Extracted records
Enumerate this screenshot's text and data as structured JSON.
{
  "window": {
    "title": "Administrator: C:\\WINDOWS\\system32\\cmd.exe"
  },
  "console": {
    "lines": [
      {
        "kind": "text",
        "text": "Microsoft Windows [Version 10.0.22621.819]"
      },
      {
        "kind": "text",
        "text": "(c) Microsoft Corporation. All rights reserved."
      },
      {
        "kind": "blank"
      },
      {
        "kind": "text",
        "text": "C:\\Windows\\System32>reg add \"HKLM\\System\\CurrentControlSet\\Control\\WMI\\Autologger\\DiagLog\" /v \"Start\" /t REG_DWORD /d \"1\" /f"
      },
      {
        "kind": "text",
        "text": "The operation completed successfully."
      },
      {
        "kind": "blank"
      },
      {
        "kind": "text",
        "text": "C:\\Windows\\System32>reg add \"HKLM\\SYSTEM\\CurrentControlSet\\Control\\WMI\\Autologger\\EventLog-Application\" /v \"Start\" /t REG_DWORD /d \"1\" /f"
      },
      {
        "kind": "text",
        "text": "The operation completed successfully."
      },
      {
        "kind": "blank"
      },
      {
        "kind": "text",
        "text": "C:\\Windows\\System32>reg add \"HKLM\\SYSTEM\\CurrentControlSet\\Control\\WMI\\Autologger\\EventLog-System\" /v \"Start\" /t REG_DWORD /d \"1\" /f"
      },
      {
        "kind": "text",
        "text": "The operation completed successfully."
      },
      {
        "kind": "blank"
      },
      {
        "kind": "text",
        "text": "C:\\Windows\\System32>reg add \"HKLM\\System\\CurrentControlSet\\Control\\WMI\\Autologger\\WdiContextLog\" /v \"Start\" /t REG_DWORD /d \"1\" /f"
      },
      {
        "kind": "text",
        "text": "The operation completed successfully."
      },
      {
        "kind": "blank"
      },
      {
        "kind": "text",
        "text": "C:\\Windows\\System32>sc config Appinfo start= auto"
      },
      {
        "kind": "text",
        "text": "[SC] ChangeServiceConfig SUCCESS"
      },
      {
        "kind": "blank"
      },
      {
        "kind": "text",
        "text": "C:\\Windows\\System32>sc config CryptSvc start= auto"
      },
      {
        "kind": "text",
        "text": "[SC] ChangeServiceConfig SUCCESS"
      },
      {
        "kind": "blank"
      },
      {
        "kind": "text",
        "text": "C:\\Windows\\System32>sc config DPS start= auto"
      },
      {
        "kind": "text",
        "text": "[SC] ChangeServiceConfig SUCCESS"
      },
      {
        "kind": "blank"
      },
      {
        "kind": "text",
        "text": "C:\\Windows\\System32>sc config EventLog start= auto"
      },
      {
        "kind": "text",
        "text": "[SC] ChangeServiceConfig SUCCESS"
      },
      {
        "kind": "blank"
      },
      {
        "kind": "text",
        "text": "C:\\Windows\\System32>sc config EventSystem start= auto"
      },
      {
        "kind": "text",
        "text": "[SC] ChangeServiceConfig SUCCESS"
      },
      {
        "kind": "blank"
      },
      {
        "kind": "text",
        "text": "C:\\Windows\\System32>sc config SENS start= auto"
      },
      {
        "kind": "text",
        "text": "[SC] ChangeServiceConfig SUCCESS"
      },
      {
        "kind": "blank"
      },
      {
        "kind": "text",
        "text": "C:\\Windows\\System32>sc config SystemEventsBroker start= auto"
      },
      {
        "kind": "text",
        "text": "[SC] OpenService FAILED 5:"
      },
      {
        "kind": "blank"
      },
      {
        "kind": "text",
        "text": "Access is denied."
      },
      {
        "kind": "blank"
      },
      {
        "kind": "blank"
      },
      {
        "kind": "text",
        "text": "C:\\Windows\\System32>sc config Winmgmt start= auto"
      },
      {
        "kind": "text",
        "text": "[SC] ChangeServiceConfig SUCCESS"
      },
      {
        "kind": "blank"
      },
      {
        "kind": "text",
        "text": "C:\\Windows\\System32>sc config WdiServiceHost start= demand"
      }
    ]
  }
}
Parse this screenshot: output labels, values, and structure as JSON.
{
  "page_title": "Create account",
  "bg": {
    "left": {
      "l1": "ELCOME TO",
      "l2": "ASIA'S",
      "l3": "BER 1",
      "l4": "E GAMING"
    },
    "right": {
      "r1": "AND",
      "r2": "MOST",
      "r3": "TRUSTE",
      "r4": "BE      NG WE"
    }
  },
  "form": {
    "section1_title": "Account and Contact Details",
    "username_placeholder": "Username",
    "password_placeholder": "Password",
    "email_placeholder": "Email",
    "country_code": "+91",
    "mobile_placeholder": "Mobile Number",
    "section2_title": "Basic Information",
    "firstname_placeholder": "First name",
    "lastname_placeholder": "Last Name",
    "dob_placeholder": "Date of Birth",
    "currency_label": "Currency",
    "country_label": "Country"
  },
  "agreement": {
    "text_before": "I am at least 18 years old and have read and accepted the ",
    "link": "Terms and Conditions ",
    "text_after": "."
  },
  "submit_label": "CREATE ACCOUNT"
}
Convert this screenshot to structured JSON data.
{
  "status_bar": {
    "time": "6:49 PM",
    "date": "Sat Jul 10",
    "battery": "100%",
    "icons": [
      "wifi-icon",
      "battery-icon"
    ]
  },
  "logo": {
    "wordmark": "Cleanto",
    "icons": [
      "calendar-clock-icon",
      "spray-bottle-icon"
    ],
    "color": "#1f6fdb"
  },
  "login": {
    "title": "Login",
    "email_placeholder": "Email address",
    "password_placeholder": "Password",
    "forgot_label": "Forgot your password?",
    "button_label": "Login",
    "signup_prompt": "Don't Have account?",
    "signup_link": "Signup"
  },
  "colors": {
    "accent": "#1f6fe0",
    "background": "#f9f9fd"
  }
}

TASK DETAILS:
Select all lines with the word "Email" from the entries above.

EXERCISE SOLUTION:
    "email_placeholder": "Email",
    "email_placeholder": "Email address",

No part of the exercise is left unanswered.